-- Exercise goal --
Output the data exactly, with every line intact.

Collected data
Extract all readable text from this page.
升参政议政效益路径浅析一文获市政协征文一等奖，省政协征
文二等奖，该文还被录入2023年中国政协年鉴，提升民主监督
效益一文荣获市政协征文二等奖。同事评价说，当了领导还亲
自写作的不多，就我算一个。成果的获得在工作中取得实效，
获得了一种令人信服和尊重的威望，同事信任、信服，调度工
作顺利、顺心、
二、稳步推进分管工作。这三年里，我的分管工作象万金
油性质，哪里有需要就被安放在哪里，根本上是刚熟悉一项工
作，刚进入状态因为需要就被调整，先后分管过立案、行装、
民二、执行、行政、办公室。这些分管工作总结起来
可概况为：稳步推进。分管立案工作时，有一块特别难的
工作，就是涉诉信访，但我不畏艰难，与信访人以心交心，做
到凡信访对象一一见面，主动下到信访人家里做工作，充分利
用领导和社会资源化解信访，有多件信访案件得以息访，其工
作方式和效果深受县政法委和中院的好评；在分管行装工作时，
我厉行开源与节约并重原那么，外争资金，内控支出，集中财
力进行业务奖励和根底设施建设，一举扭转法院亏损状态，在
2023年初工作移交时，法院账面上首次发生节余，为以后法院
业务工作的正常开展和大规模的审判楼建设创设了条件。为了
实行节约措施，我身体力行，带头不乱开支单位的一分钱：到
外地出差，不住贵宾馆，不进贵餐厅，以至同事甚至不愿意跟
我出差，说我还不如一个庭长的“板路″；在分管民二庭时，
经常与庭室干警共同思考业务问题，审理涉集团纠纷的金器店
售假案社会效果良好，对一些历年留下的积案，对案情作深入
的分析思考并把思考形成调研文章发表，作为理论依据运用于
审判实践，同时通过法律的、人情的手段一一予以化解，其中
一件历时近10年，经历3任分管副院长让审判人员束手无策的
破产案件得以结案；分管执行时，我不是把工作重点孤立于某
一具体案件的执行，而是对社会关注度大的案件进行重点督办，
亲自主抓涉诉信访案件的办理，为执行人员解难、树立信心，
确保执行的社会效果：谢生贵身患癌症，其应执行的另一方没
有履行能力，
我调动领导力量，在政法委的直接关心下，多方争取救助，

-- Solution for this exercise --
Extract all readable text from this page.
升参政议政效益路径浅析一文获市政协征文一等奖，省政协征
文二等奖，该文还被录入2023年中国政协年鉴，提升民主监督
效益一文荣获市政协征文二等奖。同事评价说，当了领导还亲
自写作的不多，就我算一个。成果的获得在工作中取得实效，
获得了一种令人信服和尊重的威望，同事信任、信服，调度工
作顺利、顺心、
二、稳步推进分管工作。这三年里，我的分管工作象万金
油性质，哪里有需要就被安放在哪里，根本上是刚熟悉一项工
作，刚进入状态因为需要就被调整，先后分管过立案、行装、
民二、执行、行政、办公室。这些分管工作总结起来
可概况为：稳步推进。分管立案工作时，有一块特别难的
工作，就是涉诉信访，但我不畏艰难，与信访人以心交心，做
到凡信访对象一一见面，主动下到信访人家里做工作，充分利
用领导和社会资源化解信访，有多件信访案件得以息访，其工
作方式和效果深受县政法委和中院的好评；在分管行装工作时，
我厉行开源与节约并重原那么，外争资金，内控支出，集中财
力进行业务奖励和根底设施建设，一举扭转法院亏损状态，在
2023年初工作移交时，法院账面上首次发生节余，为以后法院
业务工作的正常开展和大规模的审判楼建设创设了条件。为了
实行节约措施，我身体力行，带头不乱开支单位的一分钱：到
外地出差，不住贵宾馆，不进贵餐厅，以至同事甚至不愿意跟
我出差，说我还不如一个庭长的“板路″；在分管民二庭时，
经常与庭室干警共同思考业务问题，审理涉集团纠纷的金器店
售假案社会效果良好，对一些历年留下的积案，对案情作深入
的分析思考并把思考形成调研文章发表，作为理论依据运用于
审判实践，同时通过法律的、人情的手段一一予以化解，其中
一件历时近10年，经历3任分管副院长让审判人员束手无策的
破产案件得以结案；分管执行时，我不是把工作重点孤立于某
一具体案件的执行，而是对社会关注度大的案件进行重点督办，
亲自主抓涉诉信访案件的办理，为执行人员解难、树立信心，
确保执行的社会效果：谢生贵身患癌症，其应执行的另一方没
有履行能力，
我调动领导力量，在政法委的直接关心下，多方争取救助，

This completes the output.